### The exercise
Copy out every line of the entries below word for word, leaving out the pictures.

### Source material

/---

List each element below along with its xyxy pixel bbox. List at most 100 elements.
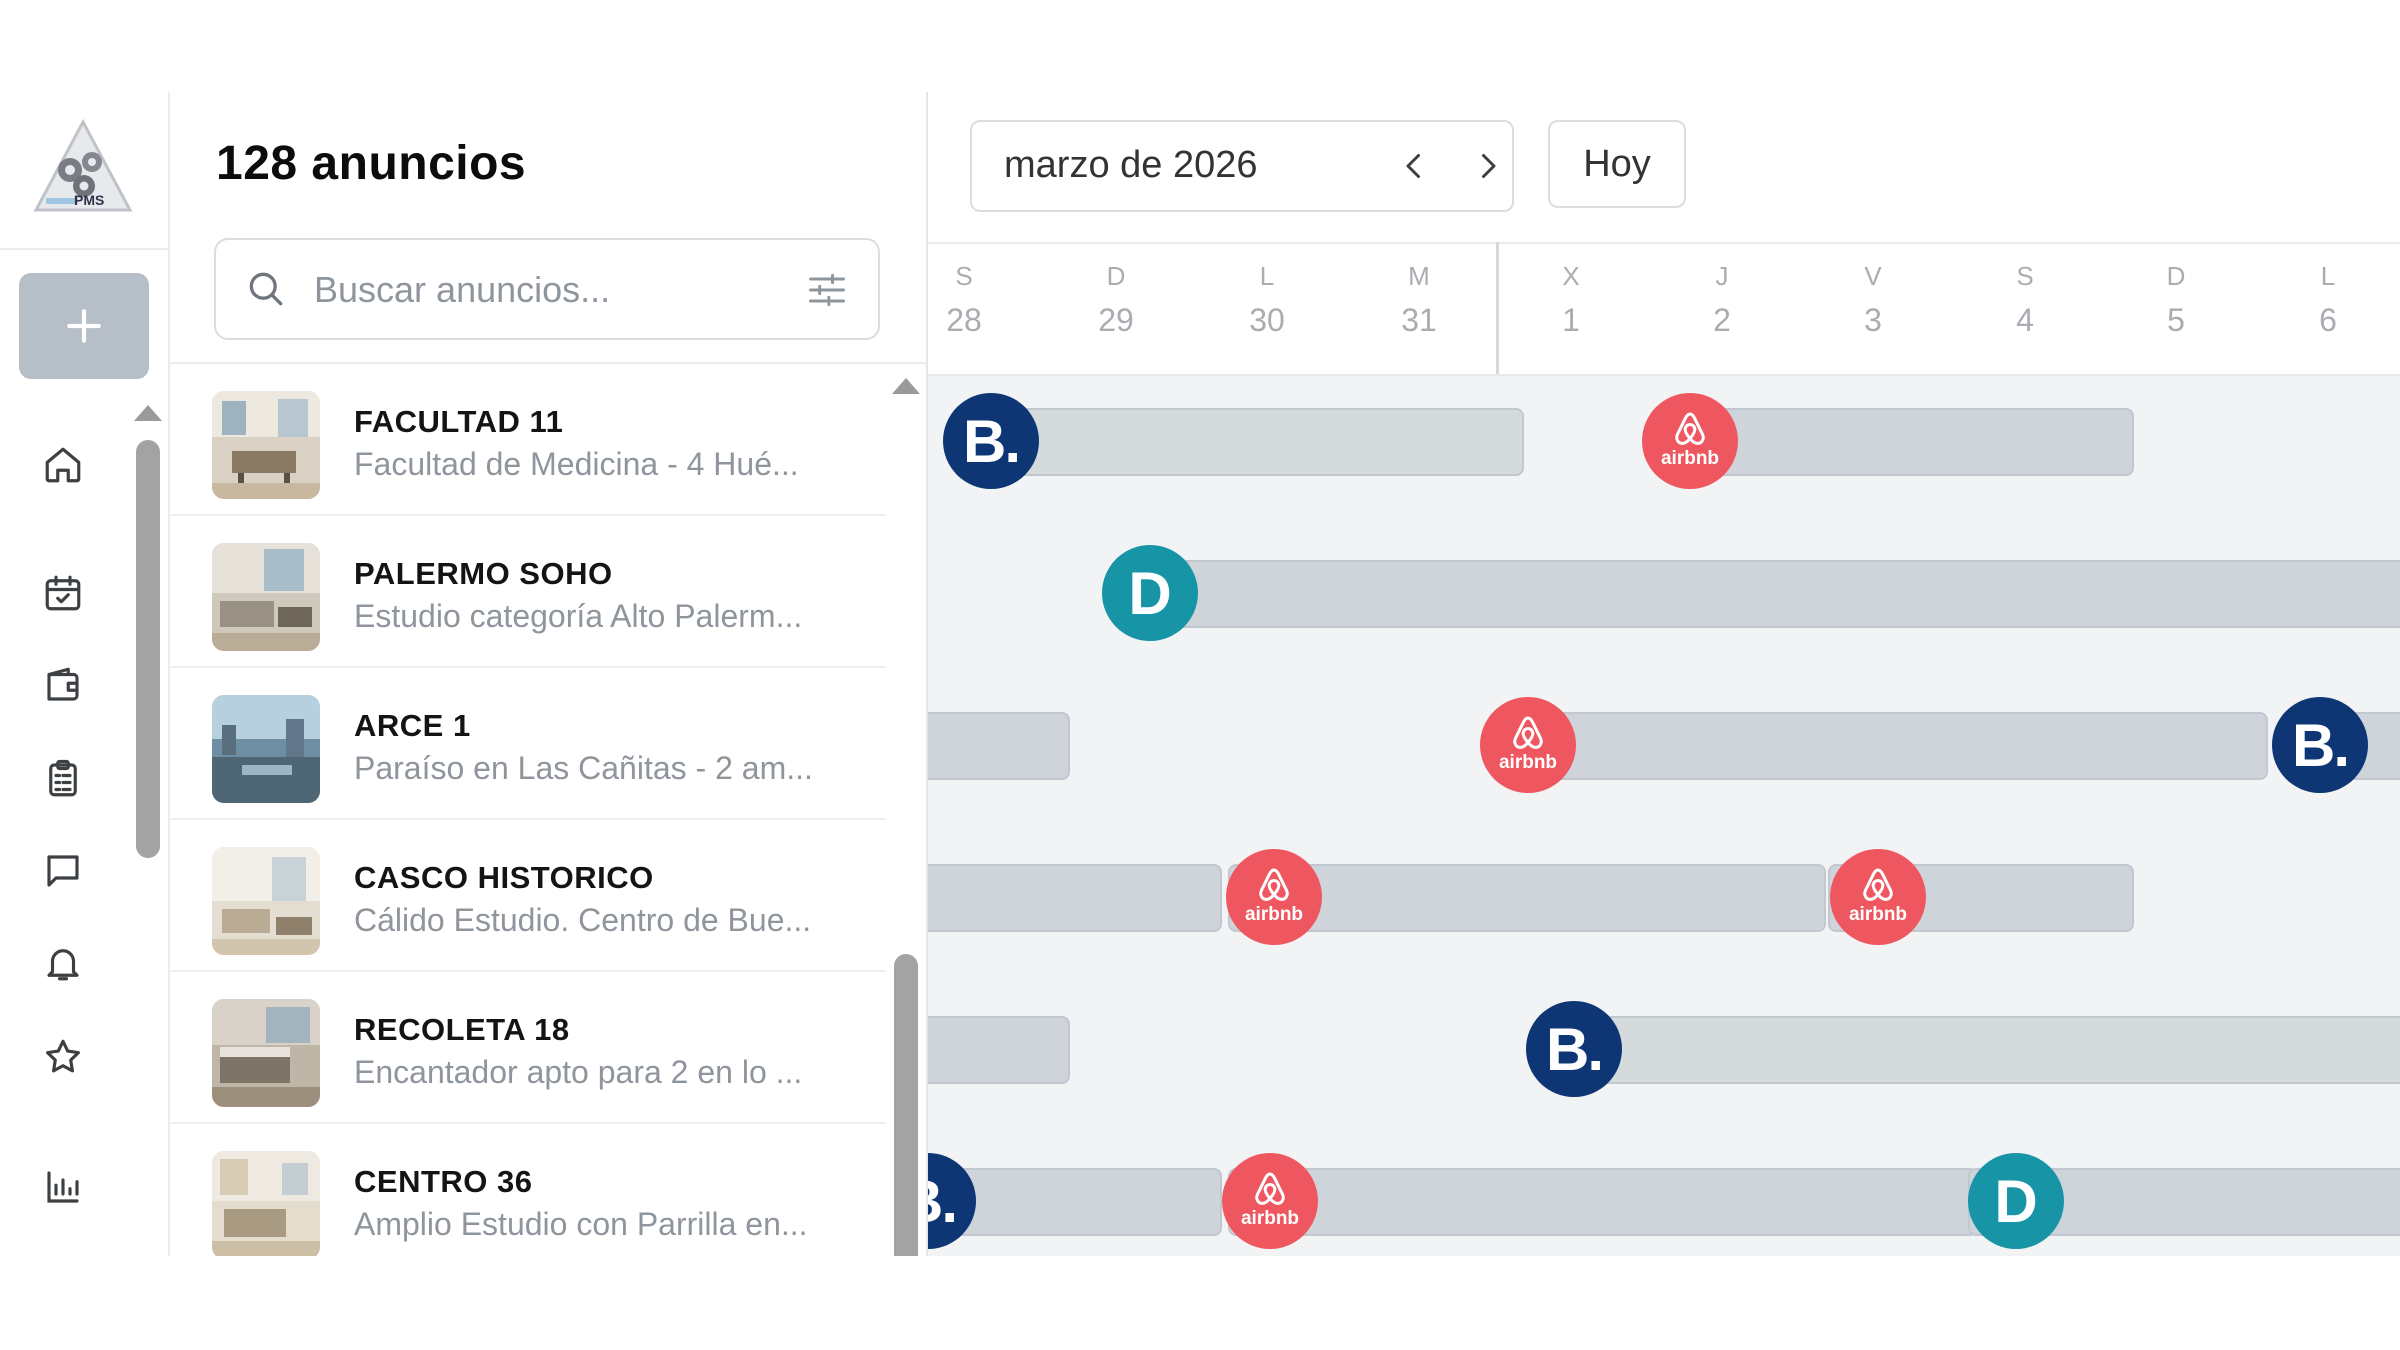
airbnb-label: airbnb xyxy=(1848,904,1908,925)
bar-chart-icon[interactable] xyxy=(40,1164,86,1210)
listing-description: Amplio Estudio con Parrilla en... xyxy=(354,1206,808,1242)
wallet-icon[interactable] xyxy=(40,662,86,708)
month-label: marzo de 2026 xyxy=(1004,144,1258,186)
listing-photo xyxy=(212,847,320,955)
prev-month-button[interactable] xyxy=(1392,144,1436,188)
reservation-bar[interactable] xyxy=(1228,1168,1978,1236)
despegar-badge[interactable]: D xyxy=(1102,545,1198,641)
star-icon[interactable] xyxy=(40,1034,86,1080)
filter-sliders-icon[interactable] xyxy=(804,268,850,312)
reservation-bar[interactable] xyxy=(1568,1016,2400,1084)
search-icon xyxy=(249,272,283,306)
airbnb-label: airbnb xyxy=(1240,1208,1300,1229)
listing-row[interactable]: CENTRO 36 Amplio Estudio con Parrilla en… xyxy=(170,1124,886,1256)
airbnb-logo-icon xyxy=(1513,716,1543,749)
reservation-bar[interactable] xyxy=(1528,712,2268,780)
booking-badge[interactable]: B. xyxy=(943,393,1039,489)
header-divider xyxy=(928,242,2400,244)
listing-description: Encantador apto para 2 en lo ... xyxy=(354,1054,803,1090)
chevron-left-icon xyxy=(1406,154,1420,178)
airbnb-logo-icon xyxy=(1255,1172,1285,1205)
listing-name: PALERMO SOHO xyxy=(354,556,613,591)
listing-description: Paraíso en Las Cañitas - 2 am... xyxy=(354,750,813,786)
days-header-divider xyxy=(928,374,2400,376)
plus-icon xyxy=(67,309,101,343)
airbnb-badge[interactable]: airbnb xyxy=(1222,1153,1318,1249)
listing-photo xyxy=(212,391,320,499)
bell-icon[interactable] xyxy=(40,940,86,986)
search-input[interactable] xyxy=(312,262,786,318)
airbnb-label: airbnb xyxy=(1498,752,1558,773)
listings-count-title: 128 anuncios xyxy=(216,137,527,190)
day-column-header: L 30 xyxy=(1249,261,1285,338)
reservation-bar[interactable] xyxy=(1688,408,2134,476)
airbnb-badge[interactable]: airbnb xyxy=(1480,697,1576,793)
month-separator xyxy=(1496,242,1499,374)
airbnb-badge[interactable]: airbnb xyxy=(1830,849,1926,945)
listing-description: Estudio categoría Alto Palerm... xyxy=(354,598,803,634)
home-icon[interactable] xyxy=(40,442,86,488)
listing-name: CENTRO 36 xyxy=(354,1164,533,1199)
list-scrollbar-thumb[interactable] xyxy=(894,954,918,1256)
listing-photo xyxy=(212,695,320,803)
listing-description: Facultad de Medicina - 4 Hué... xyxy=(354,446,799,482)
listings-panel: 128 anuncios FACULTAD 11 Facultad de Med… xyxy=(170,92,928,1256)
listing-description: Cálido Estudio. Centro de Bue... xyxy=(354,902,812,938)
listing-row[interactable]: RECOLETA 18 Encantador apto para 2 en lo… xyxy=(170,972,886,1124)
reservation-bar[interactable] xyxy=(988,408,1524,476)
reservations-grid: B. airbnb D airbnb B. airbnb xyxy=(928,376,2400,1256)
reservation-bar[interactable] xyxy=(928,1016,1070,1084)
day-column-header: S 28 xyxy=(946,261,982,338)
airbnb-logo-icon xyxy=(1259,868,1289,901)
booking-badge[interactable]: B. xyxy=(1526,1001,1622,1097)
reservation-bar[interactable] xyxy=(928,1168,1222,1236)
listing-photo xyxy=(212,1151,320,1256)
listing-photo xyxy=(212,999,320,1107)
nav-rail: PMS xyxy=(0,92,170,1256)
app-window: PMS xyxy=(0,92,2400,1256)
rail-scrollbar-thumb[interactable] xyxy=(136,440,160,858)
next-month-button[interactable] xyxy=(1466,144,1510,188)
list-scroll-up-arrow[interactable] xyxy=(892,378,920,394)
despegar-badge[interactable]: D xyxy=(1968,1153,2064,1249)
airbnb-logo-icon xyxy=(1863,868,1893,901)
chevron-right-icon xyxy=(1482,154,1496,178)
reservation-bar[interactable] xyxy=(928,864,1222,932)
day-column-header: D 29 xyxy=(1098,261,1134,338)
app-logo[interactable] xyxy=(30,118,136,214)
listing-name: RECOLETA 18 xyxy=(354,1012,570,1047)
month-selector: marzo de 2026 xyxy=(970,120,1514,212)
add-button[interactable] xyxy=(19,273,149,379)
reservation-bar[interactable] xyxy=(1148,560,2400,628)
booking-badge[interactable]: B. xyxy=(2272,697,2368,793)
search-box[interactable] xyxy=(214,238,880,340)
listing-row[interactable]: PALERMO SOHO Estudio categoría Alto Pale… xyxy=(170,516,886,668)
listing-row[interactable]: CASCO HISTORICO Cálido Estudio. Centro d… xyxy=(170,820,886,972)
reservation-bar[interactable] xyxy=(1228,864,1826,932)
listing-photo xyxy=(212,543,320,651)
today-button[interactable]: Hoy xyxy=(1548,120,1686,208)
logo-text: PMS xyxy=(74,192,105,208)
airbnb-label: airbnb xyxy=(1244,904,1304,925)
reservation-bar[interactable] xyxy=(928,712,1070,780)
listing-row[interactable]: FACULTAD 11 Facultad de Medicina - 4 Hué… xyxy=(170,364,886,516)
clipboard-icon[interactable] xyxy=(40,756,86,802)
rail-scroll-up-arrow[interactable] xyxy=(134,405,162,421)
calendar-check-icon[interactable] xyxy=(40,570,86,616)
airbnb-badge[interactable]: airbnb xyxy=(1642,393,1738,489)
airbnb-logo-icon xyxy=(1675,412,1705,445)
listing-name: ARCE 1 xyxy=(354,708,471,743)
day-column-header: M 31 xyxy=(1401,261,1437,338)
airbnb-badge[interactable]: airbnb xyxy=(1226,849,1322,945)
chat-icon[interactable] xyxy=(40,848,86,894)
listing-row[interactable]: ARCE 1 Paraíso en Las Cañitas - 2 am... xyxy=(170,668,886,820)
list-divider xyxy=(170,362,926,364)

\---

### Result of the exercise
List each element below along with its xyxy pixel bbox. List at most 100 elements.
airbnb-label: airbnb xyxy=(1848,904,1908,925)
bar-chart-icon[interactable] xyxy=(40,1164,86,1210)
listing-description: Amplio Estudio con Parrilla en... xyxy=(354,1206,808,1242)
wallet-icon[interactable] xyxy=(40,662,86,708)
month-label: marzo de 2026 xyxy=(1004,144,1258,186)
listing-photo xyxy=(212,847,320,955)
prev-month-button[interactable] xyxy=(1392,144,1436,188)
reservation-bar[interactable] xyxy=(1228,1168,1978,1236)
despegar-badge[interactable]: D xyxy=(1102,545,1198,641)
star-icon[interactable] xyxy=(40,1034,86,1080)
filter-sliders-icon[interactable] xyxy=(804,268,850,312)
reservation-bar[interactable] xyxy=(1568,1016,2400,1084)
search-icon xyxy=(249,272,283,306)
airbnb-label: airbnb xyxy=(1240,1208,1300,1229)
listing-row[interactable]: CENTRO 36 Amplio Estudio con Parrilla en… xyxy=(170,1124,886,1256)
airbnb-logo-icon xyxy=(1513,716,1543,749)
reservation-bar[interactable] xyxy=(1528,712,2268,780)
booking-badge[interactable]: B. xyxy=(943,393,1039,489)
header-divider xyxy=(928,242,2400,244)
listing-description: Encantador apto para 2 en lo ... xyxy=(354,1054,803,1090)
chevron-left-icon xyxy=(1406,154,1420,178)
airbnb-logo-icon xyxy=(1255,1172,1285,1205)
listing-name: PALERMO SOHO xyxy=(354,556,613,591)
listing-description: Paraíso en Las Cañitas - 2 am... xyxy=(354,750,813,786)
days-header-divider xyxy=(928,374,2400,376)
plus-icon xyxy=(67,309,101,343)
airbnb-badge[interactable]: airbnb xyxy=(1222,1153,1318,1249)
listing-photo xyxy=(212,391,320,499)
bell-icon[interactable] xyxy=(40,940,86,986)
search-input[interactable] xyxy=(312,262,786,318)
airbnb-label: airbnb xyxy=(1498,752,1558,773)
listings-count-title: 128 anuncios xyxy=(216,137,527,190)
day-column-header: L 30 xyxy=(1249,261,1285,338)
reservation-bar[interactable] xyxy=(1688,408,2134,476)
airbnb-badge[interactable]: airbnb xyxy=(1480,697,1576,793)
month-separator xyxy=(1496,242,1499,374)
airbnb-badge[interactable]: airbnb xyxy=(1830,849,1926,945)
listing-description: Estudio categoría Alto Palerm... xyxy=(354,598,803,634)
home-icon[interactable] xyxy=(40,442,86,488)
listing-name: CENTRO 36 xyxy=(354,1164,533,1199)
list-scrollbar-thumb[interactable] xyxy=(894,954,918,1256)
listing-photo xyxy=(212,695,320,803)
listing-description: Facultad de Medicina - 4 Hué... xyxy=(354,446,799,482)
listings-panel: 128 anuncios FACULTAD 11 Facultad de Med… xyxy=(170,92,928,1256)
listing-description: Cálido Estudio. Centro de Bue... xyxy=(354,902,812,938)
listing-row[interactable]: RECOLETA 18 Encantador apto para 2 en lo… xyxy=(170,972,886,1124)
reservation-bar[interactable] xyxy=(988,408,1524,476)
reservations-grid: B. airbnb D airbnb B. airbnb xyxy=(928,376,2400,1256)
reservation-bar[interactable] xyxy=(928,1016,1070,1084)
day-column-header: S 28 xyxy=(946,261,982,338)
airbnb-logo-icon xyxy=(1259,868,1289,901)
booking-badge[interactable]: B. xyxy=(1526,1001,1622,1097)
reservation-bar[interactable] xyxy=(928,1168,1222,1236)
listing-photo xyxy=(212,1151,320,1256)
listing-photo xyxy=(212,999,320,1107)
nav-rail: PMS xyxy=(0,92,170,1256)
app-window: PMS xyxy=(0,92,2400,1256)
rail-scrollbar-thumb[interactable] xyxy=(136,440,160,858)
next-month-button[interactable] xyxy=(1466,144,1510,188)
list-scroll-up-arrow[interactable] xyxy=(892,378,920,394)
despegar-badge[interactable]: D xyxy=(1968,1153,2064,1249)
airbnb-logo-icon xyxy=(1863,868,1893,901)
chevron-right-icon xyxy=(1482,154,1496,178)
reservation-bar[interactable] xyxy=(928,864,1222,932)
day-column-header: D 29 xyxy=(1098,261,1134,338)
app-logo[interactable] xyxy=(30,118,136,214)
listing-name: RECOLETA 18 xyxy=(354,1012,570,1047)
month-selector: marzo de 2026 xyxy=(970,120,1514,212)
add-button[interactable] xyxy=(19,273,149,379)
reservation-bar[interactable] xyxy=(1148,560,2400,628)
booking-badge[interactable]: B. xyxy=(2272,697,2368,793)
search-box[interactable] xyxy=(214,238,880,340)
listing-row[interactable]: PALERMO SOHO Estudio categoría Alto Pale… xyxy=(170,516,886,668)
listing-row[interactable]: CASCO HISTORICO Cálido Estudio. Centro d… xyxy=(170,820,886,972)
reservation-bar[interactable] xyxy=(1228,864,1826,932)
listing-photo xyxy=(212,543,320,651)
today-button[interactable]: Hoy xyxy=(1548,120,1686,208)
logo-text: PMS xyxy=(74,192,105,208)
airbnb-label: airbnb xyxy=(1244,904,1304,925)
reservation-bar[interactable] xyxy=(928,712,1070,780)
listing-row[interactable]: FACULTAD 11 Facultad de Medicina - 4 Hué… xyxy=(170,364,886,516)
clipboard-icon[interactable] xyxy=(40,756,86,802)
rail-scroll-up-arrow[interactable] xyxy=(134,405,162,421)
calendar-check-icon[interactable] xyxy=(40,570,86,616)
airbnb-badge[interactable]: airbnb xyxy=(1642,393,1738,489)
airbnb-logo-icon xyxy=(1675,412,1705,445)
listing-name: ARCE 1 xyxy=(354,708,471,743)
day-column-header: M 31 xyxy=(1401,261,1437,338)
airbnb-badge[interactable]: airbnb xyxy=(1226,849,1322,945)
chat-icon[interactable] xyxy=(40,848,86,894)
listing-row[interactable]: ARCE 1 Paraíso en Las Cañitas - 2 am... xyxy=(170,668,886,820)
list-divider xyxy=(170,362,926,364)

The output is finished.